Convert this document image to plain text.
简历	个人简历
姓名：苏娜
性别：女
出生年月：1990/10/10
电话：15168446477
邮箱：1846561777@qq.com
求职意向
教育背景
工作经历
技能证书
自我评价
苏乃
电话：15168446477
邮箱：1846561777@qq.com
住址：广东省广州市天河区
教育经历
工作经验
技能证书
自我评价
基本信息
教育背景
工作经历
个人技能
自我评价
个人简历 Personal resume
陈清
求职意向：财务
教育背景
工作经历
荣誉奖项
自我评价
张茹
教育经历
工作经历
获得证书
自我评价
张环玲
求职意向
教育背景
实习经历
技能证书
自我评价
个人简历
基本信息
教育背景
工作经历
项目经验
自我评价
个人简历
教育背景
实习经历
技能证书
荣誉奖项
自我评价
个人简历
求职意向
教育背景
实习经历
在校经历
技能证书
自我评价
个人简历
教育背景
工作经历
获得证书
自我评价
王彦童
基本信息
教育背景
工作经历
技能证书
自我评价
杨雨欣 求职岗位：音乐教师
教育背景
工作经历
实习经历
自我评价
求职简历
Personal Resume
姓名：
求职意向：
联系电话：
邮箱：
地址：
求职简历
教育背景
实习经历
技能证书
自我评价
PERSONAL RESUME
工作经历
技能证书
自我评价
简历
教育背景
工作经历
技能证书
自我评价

──────────

* _DIRECTION_:
Please give back all of the records exactly as written.

* _ANSWER FOR THE TASK_:
Convert this document image to plain text.
简历	个人简历
姓名：苏娜
性别：女
出生年月：1990/10/10
电话：15168446477
邮箱：1846561777@qq.com
求职意向
教育背景
工作经历
技能证书
自我评价
苏乃
电话：15168446477
邮箱：1846561777@qq.com
住址：广东省广州市天河区
教育经历
工作经验
技能证书
自我评价
基本信息
教育背景
工作经历
个人技能
自我评价
个人简历 Personal resume
陈清
求职意向：财务
教育背景
工作经历
荣誉奖项
自我评价
张茹
教育经历
工作经历
获得证书
自我评价
张环玲
求职意向
教育背景
实习经历
技能证书
自我评价
个人简历
基本信息
教育背景
工作经历
项目经验
自我评价
个人简历
教育背景
实习经历
技能证书
荣誉奖项
自我评价
个人简历
求职意向
教育背景
实习经历
在校经历
技能证书
自我评价
个人简历
教育背景
工作经历
获得证书
自我评价
王彦童
基本信息
教育背景
工作经历
技能证书
自我评价
杨雨欣 求职岗位：音乐教师
教育背景
工作经历
实习经历
自我评价
求职简历
Personal Resume
姓名：
求职意向：
联系电话：
邮箱：
地址：
求职简历
教育背景
实习经历
技能证书
自我评价
PERSONAL RESUME
工作经历
技能证书
自我评价
简历
教育背景
工作经历
技能证书
自我评价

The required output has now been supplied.